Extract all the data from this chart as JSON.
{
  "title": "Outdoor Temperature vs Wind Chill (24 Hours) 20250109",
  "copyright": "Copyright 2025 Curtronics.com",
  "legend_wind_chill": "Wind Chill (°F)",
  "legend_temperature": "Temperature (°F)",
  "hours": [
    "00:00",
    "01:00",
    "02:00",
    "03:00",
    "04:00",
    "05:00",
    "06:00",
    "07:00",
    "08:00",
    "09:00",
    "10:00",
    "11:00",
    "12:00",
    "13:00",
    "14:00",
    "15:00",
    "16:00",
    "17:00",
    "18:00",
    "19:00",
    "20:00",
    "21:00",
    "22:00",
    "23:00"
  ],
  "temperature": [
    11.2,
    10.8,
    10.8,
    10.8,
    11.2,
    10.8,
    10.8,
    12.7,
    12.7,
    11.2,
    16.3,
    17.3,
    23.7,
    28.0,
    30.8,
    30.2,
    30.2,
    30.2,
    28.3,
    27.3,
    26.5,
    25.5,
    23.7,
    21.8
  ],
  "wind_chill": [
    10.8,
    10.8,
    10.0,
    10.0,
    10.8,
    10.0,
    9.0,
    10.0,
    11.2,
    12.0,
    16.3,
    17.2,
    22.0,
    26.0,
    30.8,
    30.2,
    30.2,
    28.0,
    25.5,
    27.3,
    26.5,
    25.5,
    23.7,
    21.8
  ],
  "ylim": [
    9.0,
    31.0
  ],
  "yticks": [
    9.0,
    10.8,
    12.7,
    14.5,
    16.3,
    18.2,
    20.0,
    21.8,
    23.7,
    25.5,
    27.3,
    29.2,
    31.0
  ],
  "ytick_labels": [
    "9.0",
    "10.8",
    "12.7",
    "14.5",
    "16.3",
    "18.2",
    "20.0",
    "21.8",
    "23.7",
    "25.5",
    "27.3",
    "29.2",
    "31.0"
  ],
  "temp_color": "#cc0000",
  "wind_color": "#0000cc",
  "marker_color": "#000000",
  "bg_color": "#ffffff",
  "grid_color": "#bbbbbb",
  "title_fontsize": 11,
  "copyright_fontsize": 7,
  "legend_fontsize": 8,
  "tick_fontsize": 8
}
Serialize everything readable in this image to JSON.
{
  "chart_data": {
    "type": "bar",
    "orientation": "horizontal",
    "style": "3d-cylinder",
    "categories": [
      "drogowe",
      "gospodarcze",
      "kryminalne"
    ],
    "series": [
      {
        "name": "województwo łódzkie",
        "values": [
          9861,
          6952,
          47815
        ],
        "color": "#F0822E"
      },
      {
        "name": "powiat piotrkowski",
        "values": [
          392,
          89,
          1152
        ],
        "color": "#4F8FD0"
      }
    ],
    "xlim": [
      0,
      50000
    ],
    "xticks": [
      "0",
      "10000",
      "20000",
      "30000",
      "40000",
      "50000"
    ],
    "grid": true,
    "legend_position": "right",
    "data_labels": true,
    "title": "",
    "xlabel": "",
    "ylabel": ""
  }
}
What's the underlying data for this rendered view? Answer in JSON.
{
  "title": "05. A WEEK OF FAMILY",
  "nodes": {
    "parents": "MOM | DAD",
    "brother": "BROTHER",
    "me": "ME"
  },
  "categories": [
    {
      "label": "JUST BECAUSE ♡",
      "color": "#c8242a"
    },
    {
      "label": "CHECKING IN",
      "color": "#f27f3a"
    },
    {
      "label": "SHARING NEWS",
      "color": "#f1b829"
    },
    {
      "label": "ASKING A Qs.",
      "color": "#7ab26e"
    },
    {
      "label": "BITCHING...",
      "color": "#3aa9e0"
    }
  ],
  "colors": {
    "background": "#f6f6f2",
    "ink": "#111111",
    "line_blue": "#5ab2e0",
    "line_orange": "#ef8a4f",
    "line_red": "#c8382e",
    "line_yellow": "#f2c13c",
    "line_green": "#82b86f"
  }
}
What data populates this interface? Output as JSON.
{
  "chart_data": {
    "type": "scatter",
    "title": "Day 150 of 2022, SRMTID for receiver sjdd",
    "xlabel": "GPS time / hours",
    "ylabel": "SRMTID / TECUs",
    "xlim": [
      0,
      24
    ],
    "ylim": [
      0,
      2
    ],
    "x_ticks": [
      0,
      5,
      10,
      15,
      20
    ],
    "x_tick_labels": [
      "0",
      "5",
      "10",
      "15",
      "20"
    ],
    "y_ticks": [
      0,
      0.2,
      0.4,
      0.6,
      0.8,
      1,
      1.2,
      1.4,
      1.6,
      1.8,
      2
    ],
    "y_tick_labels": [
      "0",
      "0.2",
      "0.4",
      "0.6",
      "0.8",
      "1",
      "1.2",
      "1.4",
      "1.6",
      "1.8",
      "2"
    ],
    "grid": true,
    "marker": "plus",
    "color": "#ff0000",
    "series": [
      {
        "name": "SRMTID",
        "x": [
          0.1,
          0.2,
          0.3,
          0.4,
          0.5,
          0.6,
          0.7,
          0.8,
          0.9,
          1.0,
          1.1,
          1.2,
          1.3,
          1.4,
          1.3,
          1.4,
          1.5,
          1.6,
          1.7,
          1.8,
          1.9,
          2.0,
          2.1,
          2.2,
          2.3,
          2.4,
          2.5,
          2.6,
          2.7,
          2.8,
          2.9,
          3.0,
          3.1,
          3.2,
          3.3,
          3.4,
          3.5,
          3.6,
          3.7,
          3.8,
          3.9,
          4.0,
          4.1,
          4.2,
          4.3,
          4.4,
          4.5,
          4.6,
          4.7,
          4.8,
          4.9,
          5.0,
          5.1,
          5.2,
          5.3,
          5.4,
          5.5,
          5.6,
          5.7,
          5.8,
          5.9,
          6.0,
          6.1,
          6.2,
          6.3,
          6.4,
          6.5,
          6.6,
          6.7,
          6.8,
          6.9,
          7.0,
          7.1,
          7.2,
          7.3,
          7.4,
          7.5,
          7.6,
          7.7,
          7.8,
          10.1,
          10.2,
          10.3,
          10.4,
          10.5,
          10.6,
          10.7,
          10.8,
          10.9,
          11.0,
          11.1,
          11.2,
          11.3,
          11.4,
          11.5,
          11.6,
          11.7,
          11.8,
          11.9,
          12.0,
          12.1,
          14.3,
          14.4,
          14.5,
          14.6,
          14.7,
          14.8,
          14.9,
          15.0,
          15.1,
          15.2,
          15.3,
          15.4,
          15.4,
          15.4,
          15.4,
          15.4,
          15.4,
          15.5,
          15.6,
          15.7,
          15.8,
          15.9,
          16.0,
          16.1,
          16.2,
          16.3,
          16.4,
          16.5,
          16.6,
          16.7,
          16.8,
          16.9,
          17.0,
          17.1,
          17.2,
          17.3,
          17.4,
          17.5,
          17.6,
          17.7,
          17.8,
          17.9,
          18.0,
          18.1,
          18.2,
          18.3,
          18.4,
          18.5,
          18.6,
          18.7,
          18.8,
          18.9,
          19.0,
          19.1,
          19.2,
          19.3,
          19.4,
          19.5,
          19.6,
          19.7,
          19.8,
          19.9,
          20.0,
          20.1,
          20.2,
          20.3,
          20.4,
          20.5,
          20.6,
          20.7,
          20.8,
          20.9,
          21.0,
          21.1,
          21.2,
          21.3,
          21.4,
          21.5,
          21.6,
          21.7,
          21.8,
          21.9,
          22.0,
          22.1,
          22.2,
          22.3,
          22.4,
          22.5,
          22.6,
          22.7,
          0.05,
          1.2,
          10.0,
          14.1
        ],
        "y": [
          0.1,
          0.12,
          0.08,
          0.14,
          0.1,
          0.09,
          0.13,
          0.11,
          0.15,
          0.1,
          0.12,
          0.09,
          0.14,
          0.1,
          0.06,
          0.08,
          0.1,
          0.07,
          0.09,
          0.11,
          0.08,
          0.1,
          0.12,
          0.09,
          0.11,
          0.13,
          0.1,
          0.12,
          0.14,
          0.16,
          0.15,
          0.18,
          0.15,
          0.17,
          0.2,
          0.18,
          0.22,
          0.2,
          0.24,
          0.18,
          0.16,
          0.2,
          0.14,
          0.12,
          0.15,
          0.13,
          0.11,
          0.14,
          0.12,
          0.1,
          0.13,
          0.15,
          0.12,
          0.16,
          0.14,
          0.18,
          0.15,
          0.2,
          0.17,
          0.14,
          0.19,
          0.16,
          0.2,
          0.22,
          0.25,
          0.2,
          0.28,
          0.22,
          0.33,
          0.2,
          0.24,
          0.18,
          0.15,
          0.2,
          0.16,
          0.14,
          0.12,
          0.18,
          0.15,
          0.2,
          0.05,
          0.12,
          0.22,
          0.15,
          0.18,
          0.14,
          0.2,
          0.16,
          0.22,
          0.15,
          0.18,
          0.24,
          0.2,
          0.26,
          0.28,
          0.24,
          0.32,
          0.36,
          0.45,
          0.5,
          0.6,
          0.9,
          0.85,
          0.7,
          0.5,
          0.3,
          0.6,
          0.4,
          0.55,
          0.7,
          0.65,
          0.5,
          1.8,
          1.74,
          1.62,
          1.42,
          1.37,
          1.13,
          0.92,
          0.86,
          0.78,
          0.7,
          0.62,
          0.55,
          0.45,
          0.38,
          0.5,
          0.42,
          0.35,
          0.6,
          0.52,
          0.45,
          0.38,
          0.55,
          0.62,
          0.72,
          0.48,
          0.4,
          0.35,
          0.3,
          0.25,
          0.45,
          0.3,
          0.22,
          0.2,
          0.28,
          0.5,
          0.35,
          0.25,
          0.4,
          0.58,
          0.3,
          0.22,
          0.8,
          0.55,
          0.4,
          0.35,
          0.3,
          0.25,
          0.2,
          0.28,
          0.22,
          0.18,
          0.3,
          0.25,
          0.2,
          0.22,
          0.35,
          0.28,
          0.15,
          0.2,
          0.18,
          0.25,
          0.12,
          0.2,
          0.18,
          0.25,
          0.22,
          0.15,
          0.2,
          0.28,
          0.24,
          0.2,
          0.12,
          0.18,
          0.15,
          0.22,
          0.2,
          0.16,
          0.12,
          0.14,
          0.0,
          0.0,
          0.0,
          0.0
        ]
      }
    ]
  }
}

____

__AIM OF THE EXERCISE__
Return every line of the preceding records in which the word "What" appears.

__REPLY TO THE TASK__
What's the underlying data for this rendered view? Answer in JSON.
What data populates this interface? Output as JSON.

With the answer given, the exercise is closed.